§ **Task to complete**
Pick every line with "xmlns" from the material below.

§ **Listed records**
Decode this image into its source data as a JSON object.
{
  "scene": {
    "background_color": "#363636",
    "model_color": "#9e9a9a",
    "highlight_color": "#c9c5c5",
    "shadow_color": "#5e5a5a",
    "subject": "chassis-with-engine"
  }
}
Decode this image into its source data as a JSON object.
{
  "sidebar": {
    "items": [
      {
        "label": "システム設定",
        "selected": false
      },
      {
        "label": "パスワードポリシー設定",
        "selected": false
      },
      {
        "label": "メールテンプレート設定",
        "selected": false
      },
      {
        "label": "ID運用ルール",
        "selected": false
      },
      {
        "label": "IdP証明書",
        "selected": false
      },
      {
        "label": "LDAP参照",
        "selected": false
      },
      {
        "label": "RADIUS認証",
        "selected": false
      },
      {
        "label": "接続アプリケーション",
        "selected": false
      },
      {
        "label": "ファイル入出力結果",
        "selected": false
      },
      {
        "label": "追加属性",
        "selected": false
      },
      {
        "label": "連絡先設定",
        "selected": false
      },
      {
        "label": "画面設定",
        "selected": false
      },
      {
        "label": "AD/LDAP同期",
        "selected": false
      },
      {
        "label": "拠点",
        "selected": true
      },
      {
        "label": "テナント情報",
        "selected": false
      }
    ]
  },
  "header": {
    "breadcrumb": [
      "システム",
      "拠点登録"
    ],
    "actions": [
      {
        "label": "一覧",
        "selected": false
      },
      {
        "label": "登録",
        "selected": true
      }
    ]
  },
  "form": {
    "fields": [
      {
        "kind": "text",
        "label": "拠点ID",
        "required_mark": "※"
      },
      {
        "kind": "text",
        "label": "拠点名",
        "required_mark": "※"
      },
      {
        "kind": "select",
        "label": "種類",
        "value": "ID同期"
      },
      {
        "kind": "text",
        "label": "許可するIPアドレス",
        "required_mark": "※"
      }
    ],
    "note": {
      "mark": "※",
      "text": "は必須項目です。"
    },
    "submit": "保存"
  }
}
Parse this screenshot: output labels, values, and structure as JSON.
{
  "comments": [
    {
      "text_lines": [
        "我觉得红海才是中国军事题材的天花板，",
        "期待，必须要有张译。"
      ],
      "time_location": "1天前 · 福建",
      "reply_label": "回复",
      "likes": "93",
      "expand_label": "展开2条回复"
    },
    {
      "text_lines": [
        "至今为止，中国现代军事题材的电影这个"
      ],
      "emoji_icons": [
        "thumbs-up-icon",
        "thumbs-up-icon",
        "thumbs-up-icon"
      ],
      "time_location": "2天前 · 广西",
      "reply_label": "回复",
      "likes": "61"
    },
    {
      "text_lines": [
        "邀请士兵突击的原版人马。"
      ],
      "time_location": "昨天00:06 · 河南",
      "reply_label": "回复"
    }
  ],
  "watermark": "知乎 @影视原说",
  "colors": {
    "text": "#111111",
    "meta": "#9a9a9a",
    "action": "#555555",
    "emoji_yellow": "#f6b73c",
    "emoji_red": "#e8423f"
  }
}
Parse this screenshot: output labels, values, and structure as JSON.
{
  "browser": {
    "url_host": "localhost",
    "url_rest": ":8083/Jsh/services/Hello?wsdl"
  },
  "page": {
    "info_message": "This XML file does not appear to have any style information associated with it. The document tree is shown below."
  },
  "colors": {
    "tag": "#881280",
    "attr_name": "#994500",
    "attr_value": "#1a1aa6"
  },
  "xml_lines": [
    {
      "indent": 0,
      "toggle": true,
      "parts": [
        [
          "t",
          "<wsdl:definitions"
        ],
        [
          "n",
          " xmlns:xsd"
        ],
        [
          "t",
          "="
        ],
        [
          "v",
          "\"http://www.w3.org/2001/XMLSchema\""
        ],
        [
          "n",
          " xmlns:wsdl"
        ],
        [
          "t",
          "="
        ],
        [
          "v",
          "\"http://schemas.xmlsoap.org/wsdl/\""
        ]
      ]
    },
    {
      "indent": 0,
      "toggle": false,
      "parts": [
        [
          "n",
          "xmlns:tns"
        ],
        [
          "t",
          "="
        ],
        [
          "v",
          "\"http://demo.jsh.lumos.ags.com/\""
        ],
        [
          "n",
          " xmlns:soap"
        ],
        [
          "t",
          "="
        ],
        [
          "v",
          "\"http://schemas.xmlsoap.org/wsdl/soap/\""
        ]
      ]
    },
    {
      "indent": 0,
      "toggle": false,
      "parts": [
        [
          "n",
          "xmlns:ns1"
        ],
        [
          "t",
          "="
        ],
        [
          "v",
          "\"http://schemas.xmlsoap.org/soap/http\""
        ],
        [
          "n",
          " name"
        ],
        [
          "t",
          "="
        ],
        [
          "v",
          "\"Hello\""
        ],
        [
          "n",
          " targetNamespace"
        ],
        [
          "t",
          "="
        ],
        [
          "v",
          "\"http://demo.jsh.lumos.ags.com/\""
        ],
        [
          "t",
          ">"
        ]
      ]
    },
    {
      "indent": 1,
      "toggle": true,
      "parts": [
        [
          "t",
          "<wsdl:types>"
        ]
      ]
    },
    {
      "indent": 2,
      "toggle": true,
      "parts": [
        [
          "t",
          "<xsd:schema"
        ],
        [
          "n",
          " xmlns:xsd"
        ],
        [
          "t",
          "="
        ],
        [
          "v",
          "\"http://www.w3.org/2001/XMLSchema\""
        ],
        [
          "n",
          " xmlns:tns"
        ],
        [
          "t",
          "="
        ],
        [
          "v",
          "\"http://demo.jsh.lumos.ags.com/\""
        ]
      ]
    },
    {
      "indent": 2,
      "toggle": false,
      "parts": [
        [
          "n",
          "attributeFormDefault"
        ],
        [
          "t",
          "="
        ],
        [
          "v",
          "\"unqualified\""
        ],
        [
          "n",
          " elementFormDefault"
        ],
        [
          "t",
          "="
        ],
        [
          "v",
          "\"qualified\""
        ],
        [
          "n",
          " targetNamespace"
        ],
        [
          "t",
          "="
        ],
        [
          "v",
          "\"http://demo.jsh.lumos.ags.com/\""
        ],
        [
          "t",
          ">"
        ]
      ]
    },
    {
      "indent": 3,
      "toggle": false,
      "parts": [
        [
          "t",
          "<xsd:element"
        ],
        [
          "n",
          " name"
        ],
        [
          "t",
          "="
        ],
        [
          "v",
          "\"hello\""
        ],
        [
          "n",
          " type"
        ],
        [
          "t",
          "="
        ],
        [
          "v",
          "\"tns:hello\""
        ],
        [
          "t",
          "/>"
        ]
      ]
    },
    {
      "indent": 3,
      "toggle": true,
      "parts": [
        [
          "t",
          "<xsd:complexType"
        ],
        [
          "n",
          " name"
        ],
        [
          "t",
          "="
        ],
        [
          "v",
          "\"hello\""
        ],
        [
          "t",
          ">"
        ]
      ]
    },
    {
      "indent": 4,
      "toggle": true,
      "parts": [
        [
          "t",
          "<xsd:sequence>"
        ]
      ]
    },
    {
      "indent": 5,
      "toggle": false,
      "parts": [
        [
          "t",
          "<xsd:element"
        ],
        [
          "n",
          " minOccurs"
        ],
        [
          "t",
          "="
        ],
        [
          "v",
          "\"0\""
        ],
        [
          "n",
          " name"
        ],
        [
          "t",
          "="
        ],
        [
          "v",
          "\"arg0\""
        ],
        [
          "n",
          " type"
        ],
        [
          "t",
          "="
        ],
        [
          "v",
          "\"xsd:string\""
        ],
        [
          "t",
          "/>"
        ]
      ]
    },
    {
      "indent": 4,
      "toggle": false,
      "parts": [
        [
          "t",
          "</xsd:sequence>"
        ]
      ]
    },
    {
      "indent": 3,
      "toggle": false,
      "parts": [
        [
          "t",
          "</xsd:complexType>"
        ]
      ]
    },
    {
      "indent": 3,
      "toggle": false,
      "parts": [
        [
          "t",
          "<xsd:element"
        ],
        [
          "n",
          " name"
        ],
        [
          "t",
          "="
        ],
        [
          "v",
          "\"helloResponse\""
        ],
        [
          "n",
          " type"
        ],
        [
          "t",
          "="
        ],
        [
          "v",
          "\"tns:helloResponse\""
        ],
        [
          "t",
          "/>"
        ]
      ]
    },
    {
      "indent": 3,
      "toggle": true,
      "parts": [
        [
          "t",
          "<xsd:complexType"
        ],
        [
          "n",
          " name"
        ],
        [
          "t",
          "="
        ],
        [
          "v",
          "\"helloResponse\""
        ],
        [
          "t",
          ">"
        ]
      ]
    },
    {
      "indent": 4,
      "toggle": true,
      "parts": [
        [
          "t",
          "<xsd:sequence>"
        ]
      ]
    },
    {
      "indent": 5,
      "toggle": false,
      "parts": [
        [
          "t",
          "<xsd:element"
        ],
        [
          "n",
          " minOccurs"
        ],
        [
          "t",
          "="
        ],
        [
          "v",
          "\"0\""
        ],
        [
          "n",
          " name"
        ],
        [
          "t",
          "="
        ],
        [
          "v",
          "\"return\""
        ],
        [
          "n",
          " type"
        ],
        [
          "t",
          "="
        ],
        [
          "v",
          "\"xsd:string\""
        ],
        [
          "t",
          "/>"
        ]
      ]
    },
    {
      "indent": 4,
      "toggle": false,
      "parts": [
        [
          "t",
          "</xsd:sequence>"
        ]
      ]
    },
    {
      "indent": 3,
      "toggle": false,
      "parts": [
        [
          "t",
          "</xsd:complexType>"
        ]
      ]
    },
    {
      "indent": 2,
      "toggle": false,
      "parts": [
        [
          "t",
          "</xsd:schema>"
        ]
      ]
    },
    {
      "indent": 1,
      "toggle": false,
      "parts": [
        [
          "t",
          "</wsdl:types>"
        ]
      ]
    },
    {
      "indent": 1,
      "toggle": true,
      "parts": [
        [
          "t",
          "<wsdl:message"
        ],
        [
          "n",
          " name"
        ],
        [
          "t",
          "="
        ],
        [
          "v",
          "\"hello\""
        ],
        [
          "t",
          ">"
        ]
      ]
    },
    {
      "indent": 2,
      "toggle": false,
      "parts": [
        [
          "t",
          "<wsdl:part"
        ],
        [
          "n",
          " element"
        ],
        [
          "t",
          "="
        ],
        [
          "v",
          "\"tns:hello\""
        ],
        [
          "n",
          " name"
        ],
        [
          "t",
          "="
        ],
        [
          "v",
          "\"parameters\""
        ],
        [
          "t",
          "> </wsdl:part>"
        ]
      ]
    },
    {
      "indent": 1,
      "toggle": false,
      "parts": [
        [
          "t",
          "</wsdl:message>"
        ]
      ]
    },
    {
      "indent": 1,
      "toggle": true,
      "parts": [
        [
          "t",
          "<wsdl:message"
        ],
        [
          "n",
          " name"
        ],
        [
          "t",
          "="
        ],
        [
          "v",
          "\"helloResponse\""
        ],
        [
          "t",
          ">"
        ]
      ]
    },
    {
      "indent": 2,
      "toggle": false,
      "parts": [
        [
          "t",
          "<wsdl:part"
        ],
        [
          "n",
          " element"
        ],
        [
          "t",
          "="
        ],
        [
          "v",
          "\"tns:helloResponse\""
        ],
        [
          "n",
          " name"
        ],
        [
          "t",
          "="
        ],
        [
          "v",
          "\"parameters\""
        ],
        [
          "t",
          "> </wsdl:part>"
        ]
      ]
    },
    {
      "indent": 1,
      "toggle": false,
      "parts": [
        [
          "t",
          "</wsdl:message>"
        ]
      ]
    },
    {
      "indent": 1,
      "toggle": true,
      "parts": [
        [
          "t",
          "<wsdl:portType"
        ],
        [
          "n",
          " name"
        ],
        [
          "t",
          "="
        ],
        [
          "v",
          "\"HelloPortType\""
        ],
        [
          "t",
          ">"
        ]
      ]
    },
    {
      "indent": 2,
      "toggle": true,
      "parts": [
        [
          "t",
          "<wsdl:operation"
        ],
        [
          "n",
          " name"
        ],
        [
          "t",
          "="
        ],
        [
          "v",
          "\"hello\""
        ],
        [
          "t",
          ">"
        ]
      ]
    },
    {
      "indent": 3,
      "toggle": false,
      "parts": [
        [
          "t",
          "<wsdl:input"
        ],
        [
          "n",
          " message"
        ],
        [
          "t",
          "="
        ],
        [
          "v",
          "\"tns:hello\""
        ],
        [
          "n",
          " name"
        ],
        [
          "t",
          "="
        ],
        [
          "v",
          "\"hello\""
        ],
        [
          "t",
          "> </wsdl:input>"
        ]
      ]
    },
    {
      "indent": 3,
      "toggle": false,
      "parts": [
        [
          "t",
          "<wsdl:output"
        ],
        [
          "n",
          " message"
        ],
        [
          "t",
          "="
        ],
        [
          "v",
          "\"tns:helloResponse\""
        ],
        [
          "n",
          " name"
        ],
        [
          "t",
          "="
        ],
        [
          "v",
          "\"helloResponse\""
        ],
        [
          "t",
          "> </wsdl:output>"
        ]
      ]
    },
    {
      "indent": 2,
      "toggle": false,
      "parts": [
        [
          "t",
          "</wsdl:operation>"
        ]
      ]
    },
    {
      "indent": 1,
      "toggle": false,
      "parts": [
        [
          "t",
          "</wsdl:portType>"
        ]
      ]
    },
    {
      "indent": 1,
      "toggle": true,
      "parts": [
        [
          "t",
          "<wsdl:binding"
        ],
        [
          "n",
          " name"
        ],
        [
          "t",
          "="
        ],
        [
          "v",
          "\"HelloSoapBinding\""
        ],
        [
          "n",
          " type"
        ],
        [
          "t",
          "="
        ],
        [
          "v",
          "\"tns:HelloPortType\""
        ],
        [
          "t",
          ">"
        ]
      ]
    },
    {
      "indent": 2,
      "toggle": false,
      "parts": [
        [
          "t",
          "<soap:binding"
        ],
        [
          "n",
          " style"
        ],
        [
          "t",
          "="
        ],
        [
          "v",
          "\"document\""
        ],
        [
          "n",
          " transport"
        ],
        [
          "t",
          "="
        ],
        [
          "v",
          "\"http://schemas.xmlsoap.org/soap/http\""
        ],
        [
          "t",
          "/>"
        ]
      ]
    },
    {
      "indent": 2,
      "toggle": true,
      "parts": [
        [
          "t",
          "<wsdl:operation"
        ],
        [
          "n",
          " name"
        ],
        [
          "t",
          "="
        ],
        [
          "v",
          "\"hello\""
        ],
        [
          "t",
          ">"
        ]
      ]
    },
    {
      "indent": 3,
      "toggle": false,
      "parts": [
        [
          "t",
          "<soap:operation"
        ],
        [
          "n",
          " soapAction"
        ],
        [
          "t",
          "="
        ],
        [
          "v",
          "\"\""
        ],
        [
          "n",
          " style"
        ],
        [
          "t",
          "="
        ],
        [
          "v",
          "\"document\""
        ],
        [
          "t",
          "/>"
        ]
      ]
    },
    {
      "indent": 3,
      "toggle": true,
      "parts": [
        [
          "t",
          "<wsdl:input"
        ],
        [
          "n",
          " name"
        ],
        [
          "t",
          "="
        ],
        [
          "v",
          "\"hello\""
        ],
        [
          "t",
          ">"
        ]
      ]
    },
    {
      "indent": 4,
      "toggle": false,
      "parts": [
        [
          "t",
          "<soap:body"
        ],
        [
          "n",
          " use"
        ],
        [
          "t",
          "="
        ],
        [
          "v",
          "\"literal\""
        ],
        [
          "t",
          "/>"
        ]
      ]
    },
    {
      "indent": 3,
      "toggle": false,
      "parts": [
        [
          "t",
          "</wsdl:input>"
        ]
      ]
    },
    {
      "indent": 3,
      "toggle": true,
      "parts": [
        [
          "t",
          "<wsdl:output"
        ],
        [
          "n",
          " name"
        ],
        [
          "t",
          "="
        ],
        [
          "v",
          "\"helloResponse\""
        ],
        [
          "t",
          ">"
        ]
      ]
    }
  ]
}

§ **Full output**
          " xmlns:xsd"
          " xmlns:wsdl"
          "xmlns:tns"
          " xmlns:soap"
          "xmlns:ns1"
          " xmlns:xsd"
          " xmlns:tns"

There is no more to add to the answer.